* Instructions to follow
In the data below, find every line with the string "Less" and pull it out.

* Rows
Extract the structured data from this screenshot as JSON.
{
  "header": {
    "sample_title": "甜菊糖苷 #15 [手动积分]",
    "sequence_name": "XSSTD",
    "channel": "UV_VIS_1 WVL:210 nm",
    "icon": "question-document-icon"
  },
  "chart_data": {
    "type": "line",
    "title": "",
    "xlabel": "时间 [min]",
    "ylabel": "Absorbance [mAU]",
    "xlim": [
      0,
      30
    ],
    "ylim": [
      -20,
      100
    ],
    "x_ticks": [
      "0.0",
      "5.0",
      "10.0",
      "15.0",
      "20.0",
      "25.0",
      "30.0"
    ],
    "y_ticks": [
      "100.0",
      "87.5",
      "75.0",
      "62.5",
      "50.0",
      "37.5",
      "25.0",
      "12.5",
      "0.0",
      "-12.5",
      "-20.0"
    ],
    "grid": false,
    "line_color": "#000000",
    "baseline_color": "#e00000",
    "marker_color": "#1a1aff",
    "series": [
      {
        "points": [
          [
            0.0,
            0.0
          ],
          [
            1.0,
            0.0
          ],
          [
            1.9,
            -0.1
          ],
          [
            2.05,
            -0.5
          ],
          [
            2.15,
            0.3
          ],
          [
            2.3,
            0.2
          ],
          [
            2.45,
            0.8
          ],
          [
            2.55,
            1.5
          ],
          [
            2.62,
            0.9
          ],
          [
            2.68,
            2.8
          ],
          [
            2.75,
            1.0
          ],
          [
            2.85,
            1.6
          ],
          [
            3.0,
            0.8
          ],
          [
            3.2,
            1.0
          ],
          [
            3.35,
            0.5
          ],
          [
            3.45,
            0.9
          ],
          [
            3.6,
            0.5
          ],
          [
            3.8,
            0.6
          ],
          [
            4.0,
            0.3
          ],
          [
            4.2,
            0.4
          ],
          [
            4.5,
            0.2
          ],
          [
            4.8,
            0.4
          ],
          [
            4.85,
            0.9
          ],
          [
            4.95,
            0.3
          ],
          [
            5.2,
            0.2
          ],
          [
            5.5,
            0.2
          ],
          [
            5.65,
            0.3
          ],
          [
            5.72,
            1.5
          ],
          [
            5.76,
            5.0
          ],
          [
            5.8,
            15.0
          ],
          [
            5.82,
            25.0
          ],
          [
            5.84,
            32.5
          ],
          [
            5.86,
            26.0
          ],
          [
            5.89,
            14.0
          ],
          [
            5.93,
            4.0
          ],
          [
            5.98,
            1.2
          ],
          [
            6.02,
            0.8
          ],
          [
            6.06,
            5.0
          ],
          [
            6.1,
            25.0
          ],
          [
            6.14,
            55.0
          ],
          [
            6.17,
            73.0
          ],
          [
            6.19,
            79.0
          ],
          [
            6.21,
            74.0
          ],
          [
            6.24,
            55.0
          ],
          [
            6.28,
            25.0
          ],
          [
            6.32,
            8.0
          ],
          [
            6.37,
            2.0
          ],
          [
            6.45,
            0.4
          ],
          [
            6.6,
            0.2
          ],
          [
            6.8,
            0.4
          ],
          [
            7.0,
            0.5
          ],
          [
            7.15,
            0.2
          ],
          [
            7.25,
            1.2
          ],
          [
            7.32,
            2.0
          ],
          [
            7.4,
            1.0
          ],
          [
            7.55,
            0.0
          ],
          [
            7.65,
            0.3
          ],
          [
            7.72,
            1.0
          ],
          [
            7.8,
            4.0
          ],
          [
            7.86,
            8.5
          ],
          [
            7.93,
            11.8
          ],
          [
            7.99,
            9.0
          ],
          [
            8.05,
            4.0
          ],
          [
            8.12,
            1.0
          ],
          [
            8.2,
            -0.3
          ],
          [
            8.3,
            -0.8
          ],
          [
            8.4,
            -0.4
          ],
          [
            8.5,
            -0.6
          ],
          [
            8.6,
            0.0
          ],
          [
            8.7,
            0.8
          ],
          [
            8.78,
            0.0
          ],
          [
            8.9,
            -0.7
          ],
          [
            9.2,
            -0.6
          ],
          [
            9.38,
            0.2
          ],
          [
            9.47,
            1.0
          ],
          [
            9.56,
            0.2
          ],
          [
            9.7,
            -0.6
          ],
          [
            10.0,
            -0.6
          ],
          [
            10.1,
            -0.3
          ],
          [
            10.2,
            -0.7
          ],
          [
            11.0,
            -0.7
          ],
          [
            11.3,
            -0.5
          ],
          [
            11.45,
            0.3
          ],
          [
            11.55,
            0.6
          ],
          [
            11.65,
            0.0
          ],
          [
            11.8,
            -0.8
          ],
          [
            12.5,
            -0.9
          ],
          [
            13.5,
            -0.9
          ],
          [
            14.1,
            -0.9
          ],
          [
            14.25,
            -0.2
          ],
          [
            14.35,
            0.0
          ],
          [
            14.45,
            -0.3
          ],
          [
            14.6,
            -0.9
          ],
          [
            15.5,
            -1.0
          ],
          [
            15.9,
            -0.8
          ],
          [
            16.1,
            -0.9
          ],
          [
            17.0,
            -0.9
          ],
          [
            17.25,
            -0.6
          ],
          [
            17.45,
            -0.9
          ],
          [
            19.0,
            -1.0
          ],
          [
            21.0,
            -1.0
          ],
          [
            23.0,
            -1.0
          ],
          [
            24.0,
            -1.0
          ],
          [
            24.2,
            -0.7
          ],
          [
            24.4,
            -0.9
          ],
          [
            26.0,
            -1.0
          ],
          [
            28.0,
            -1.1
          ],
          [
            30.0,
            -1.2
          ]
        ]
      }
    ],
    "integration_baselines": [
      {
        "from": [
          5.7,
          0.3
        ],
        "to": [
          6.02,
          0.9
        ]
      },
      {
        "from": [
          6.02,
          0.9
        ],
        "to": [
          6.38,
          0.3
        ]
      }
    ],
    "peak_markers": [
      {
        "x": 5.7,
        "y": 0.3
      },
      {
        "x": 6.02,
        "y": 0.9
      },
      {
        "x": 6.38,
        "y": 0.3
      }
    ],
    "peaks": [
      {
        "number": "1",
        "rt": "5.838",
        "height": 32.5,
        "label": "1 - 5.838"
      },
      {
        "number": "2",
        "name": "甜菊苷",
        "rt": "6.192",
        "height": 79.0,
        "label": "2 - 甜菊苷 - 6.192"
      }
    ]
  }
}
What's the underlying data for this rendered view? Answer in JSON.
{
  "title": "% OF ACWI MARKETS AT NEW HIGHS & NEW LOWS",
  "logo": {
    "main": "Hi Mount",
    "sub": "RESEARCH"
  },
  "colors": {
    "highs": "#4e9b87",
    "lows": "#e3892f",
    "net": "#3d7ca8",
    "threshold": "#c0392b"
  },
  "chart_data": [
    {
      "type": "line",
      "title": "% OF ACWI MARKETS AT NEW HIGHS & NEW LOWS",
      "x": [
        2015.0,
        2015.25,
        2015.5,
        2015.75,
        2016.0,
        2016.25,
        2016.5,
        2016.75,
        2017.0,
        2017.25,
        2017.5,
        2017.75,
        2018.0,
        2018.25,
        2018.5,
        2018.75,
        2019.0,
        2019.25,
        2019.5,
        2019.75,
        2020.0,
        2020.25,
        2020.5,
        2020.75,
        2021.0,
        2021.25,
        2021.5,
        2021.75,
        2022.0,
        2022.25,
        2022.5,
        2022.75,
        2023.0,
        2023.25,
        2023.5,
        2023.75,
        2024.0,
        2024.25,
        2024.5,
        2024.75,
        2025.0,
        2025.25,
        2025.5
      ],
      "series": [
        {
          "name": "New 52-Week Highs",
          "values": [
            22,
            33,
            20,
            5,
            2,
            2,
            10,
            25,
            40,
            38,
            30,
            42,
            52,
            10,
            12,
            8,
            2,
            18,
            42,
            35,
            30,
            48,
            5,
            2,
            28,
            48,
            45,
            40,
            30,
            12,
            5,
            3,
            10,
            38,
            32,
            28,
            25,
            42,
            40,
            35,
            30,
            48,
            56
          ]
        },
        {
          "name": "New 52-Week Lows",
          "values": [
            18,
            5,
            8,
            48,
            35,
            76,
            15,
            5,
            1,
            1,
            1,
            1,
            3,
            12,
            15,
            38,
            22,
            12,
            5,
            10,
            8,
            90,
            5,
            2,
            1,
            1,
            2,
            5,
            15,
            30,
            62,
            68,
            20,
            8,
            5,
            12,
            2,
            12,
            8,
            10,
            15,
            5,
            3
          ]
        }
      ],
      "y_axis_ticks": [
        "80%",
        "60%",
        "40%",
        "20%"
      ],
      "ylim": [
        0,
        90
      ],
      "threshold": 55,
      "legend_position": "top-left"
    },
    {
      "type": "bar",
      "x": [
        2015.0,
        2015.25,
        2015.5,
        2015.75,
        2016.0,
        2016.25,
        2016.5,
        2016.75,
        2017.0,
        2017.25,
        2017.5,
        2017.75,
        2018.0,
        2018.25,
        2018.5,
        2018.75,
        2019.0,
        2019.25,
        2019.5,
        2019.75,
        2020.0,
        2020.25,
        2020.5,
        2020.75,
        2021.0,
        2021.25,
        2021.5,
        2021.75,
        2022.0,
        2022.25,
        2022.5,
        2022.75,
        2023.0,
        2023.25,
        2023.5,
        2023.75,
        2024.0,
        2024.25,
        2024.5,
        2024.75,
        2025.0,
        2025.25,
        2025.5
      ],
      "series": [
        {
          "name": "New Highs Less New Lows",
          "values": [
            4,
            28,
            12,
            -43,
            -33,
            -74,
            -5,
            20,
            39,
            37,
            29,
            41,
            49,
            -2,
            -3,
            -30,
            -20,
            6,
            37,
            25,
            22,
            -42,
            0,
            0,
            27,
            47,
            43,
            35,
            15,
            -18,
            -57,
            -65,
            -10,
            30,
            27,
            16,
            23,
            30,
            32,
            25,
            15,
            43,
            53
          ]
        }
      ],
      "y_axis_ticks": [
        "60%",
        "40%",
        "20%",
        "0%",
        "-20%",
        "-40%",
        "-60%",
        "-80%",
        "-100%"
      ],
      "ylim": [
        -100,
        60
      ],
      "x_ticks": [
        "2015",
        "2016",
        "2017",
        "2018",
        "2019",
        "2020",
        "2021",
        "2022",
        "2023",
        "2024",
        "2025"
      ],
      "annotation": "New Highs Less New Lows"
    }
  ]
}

* Exercise solution
          "name": "New Highs Less New Lows",
      "annotation": "New Highs Less New Lows"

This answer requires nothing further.